## Source material

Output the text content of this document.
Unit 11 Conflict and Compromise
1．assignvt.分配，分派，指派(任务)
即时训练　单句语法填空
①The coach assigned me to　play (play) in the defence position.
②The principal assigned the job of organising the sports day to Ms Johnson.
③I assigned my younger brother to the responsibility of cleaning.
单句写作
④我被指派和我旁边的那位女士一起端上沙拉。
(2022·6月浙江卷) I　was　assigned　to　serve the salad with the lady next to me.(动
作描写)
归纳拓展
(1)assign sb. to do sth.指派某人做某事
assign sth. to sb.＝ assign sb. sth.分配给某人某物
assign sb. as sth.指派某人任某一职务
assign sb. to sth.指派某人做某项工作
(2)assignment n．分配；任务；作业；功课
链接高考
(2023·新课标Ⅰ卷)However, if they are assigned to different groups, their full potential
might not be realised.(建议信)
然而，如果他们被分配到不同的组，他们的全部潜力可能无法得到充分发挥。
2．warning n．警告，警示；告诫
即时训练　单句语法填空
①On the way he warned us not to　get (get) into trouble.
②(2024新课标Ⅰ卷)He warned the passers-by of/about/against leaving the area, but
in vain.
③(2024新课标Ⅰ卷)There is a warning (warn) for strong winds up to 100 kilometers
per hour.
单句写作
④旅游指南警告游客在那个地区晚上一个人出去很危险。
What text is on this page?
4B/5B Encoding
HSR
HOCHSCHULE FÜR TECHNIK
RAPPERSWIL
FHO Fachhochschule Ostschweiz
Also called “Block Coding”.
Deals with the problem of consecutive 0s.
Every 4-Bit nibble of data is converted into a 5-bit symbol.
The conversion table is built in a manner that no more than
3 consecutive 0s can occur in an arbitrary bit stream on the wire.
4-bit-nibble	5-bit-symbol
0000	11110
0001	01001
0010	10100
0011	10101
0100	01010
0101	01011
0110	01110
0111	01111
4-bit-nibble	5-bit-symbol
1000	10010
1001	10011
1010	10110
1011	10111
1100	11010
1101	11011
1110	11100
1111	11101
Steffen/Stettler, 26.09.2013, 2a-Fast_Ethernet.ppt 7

## Instructions to follow
Reproduce the data shown above exactly.

## Task solution
Output the text content of this document.
Unit 11 Conflict and Compromise
1．assignvt.分配，分派，指派(任务)
即时训练　单句语法填空
①The coach assigned me to　play (play) in the defence position.
②The principal assigned the job of organising the sports day to Ms Johnson.
③I assigned my younger brother to the responsibility of cleaning.
单句写作
④我被指派和我旁边的那位女士一起端上沙拉。
(2022·6月浙江卷) I　was　assigned　to　serve the salad with the lady next to me.(动
作描写)
归纳拓展
(1)assign sb. to do sth.指派某人做某事
assign sth. to sb.＝ assign sb. sth.分配给某人某物
assign sb. as sth.指派某人任某一职务
assign sb. to sth.指派某人做某项工作
(2)assignment n．分配；任务；作业；功课
链接高考
(2023·新课标Ⅰ卷)However, if they are assigned to different groups, their full potential
might not be realised.(建议信)
然而，如果他们被分配到不同的组，他们的全部潜力可能无法得到充分发挥。
2．warning n．警告，警示；告诫
即时训练　单句语法填空
①On the way he warned us not to　get (get) into trouble.
②(2024新课标Ⅰ卷)He warned the passers-by of/about/against leaving the area, but
in vain.
③(2024新课标Ⅰ卷)There is a warning (warn) for strong winds up to 100 kilometers
per hour.
单句写作
④旅游指南警告游客在那个地区晚上一个人出去很危险。
What text is on this page?
4B/5B Encoding
HSR
HOCHSCHULE FÜR TECHNIK
RAPPERSWIL
FHO Fachhochschule Ostschweiz
Also called “Block Coding”.
Deals with the problem of consecutive 0s.
Every 4-Bit nibble of data is converted into a 5-bit symbol.
The conversion table is built in a manner that no more than
3 consecutive 0s can occur in an arbitrary bit stream on the wire.
4-bit-nibble	5-bit-symbol
0000	11110
0001	01001
0010	10100
0011	10101
0100	01010
0101	01011
0110	01110
0111	01111
4-bit-nibble	5-bit-symbol
1000	10010
1001	10011
1010	10110
1011	10111
1100	11010
1101	11011
1110	11100
1111	11101
Steffen/Stettler, 26.09.2013, 2a-Fast_Ethernet.ppt 7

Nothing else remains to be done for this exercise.